What needs to be done:
Copy out the entries exactly, from the first line to the last.

START

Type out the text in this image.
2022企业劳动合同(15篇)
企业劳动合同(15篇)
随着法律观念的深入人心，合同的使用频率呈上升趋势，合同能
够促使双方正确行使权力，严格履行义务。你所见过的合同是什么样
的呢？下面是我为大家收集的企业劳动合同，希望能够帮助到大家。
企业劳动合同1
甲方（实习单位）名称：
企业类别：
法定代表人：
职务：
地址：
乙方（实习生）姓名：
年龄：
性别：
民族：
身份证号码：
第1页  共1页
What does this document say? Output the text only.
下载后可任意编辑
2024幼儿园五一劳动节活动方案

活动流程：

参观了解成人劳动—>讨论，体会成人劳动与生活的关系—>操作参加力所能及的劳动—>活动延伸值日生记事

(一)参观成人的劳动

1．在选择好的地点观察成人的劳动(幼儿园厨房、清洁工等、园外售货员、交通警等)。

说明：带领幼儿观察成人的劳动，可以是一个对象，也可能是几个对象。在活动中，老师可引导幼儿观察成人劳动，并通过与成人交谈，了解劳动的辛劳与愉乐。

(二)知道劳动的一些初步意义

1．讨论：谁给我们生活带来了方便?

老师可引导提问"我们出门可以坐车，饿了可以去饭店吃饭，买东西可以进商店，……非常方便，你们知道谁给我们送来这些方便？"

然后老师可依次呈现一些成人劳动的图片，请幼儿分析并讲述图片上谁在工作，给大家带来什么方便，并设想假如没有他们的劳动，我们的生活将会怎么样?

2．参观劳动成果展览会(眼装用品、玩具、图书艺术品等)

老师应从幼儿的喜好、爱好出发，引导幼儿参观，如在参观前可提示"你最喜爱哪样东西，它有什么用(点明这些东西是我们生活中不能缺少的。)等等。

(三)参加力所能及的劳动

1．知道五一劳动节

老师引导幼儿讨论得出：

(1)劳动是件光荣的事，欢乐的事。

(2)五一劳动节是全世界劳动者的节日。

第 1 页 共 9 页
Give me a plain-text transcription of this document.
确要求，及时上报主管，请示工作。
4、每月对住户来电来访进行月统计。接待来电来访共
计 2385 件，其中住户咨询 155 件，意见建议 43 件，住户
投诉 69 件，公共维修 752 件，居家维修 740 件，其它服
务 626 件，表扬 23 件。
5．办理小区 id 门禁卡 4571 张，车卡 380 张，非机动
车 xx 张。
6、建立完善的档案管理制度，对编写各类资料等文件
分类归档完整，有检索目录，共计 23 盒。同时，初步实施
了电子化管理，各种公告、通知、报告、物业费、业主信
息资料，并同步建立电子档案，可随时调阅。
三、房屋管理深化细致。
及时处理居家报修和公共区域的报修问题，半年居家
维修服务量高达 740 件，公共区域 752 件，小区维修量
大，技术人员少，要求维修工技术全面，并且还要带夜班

END

Exercise solution:
Type out the text in this image.
2022企业劳动合同(15篇)
企业劳动合同(15篇)
随着法律观念的深入人心，合同的使用频率呈上升趋势，合同能
够促使双方正确行使权力，严格履行义务。你所见过的合同是什么样
的呢？下面是我为大家收集的企业劳动合同，希望能够帮助到大家。
企业劳动合同1
甲方（实习单位）名称：
企业类别：
法定代表人：
职务：
地址：
乙方（实习生）姓名：
年龄：
性别：
民族：
身份证号码：
第1页  共1页
What does this document say? Output the text only.
下载后可任意编辑
2024幼儿园五一劳动节活动方案

活动流程：

参观了解成人劳动—>讨论，体会成人劳动与生活的关系—>操作参加力所能及的劳动—>活动延伸值日生记事

(一)参观成人的劳动

1．在选择好的地点观察成人的劳动(幼儿园厨房、清洁工等、园外售货员、交通警等)。

说明：带领幼儿观察成人的劳动，可以是一个对象，也可能是几个对象。在活动中，老师可引导幼儿观察成人劳动，并通过与成人交谈，了解劳动的辛劳与愉乐。

(二)知道劳动的一些初步意义

1．讨论：谁给我们生活带来了方便?

老师可引导提问"我们出门可以坐车，饿了可以去饭店吃饭，买东西可以进商店，……非常方便，你们知道谁给我们送来这些方便？"

然后老师可依次呈现一些成人劳动的图片，请幼儿分析并讲述图片上谁在工作，给大家带来什么方便，并设想假如没有他们的劳动，我们的生活将会怎么样?

2．参观劳动成果展览会(眼装用品、玩具、图书艺术品等)

老师应从幼儿的喜好、爱好出发，引导幼儿参观，如在参观前可提示"你最喜爱哪样东西，它有什么用(点明这些东西是我们生活中不能缺少的。)等等。

(三)参加力所能及的劳动

1．知道五一劳动节

老师引导幼儿讨论得出：

(1)劳动是件光荣的事，欢乐的事。

(2)五一劳动节是全世界劳动者的节日。

第 1 页 共 9 页
Give me a plain-text transcription of this document.
确要求，及时上报主管，请示工作。
4、每月对住户来电来访进行月统计。接待来电来访共
计 2385 件，其中住户咨询 155 件，意见建议 43 件，住户
投诉 69 件，公共维修 752 件，居家维修 740 件，其它服
务 626 件，表扬 23 件。
5．办理小区 id 门禁卡 4571 张，车卡 380 张，非机动
车 xx 张。
6、建立完善的档案管理制度，对编写各类资料等文件
分类归档完整，有检索目录，共计 23 盒。同时，初步实施
了电子化管理，各种公告、通知、报告、物业费、业主信
息资料，并同步建立电子档案，可随时调阅。
三、房屋管理深化细致。
及时处理居家报修和公共区域的报修问题，半年居家
维修服务量高达 740 件，公共区域 752 件，小区维修量
大，技术人员少，要求维修工技术全面，并且还要带夜班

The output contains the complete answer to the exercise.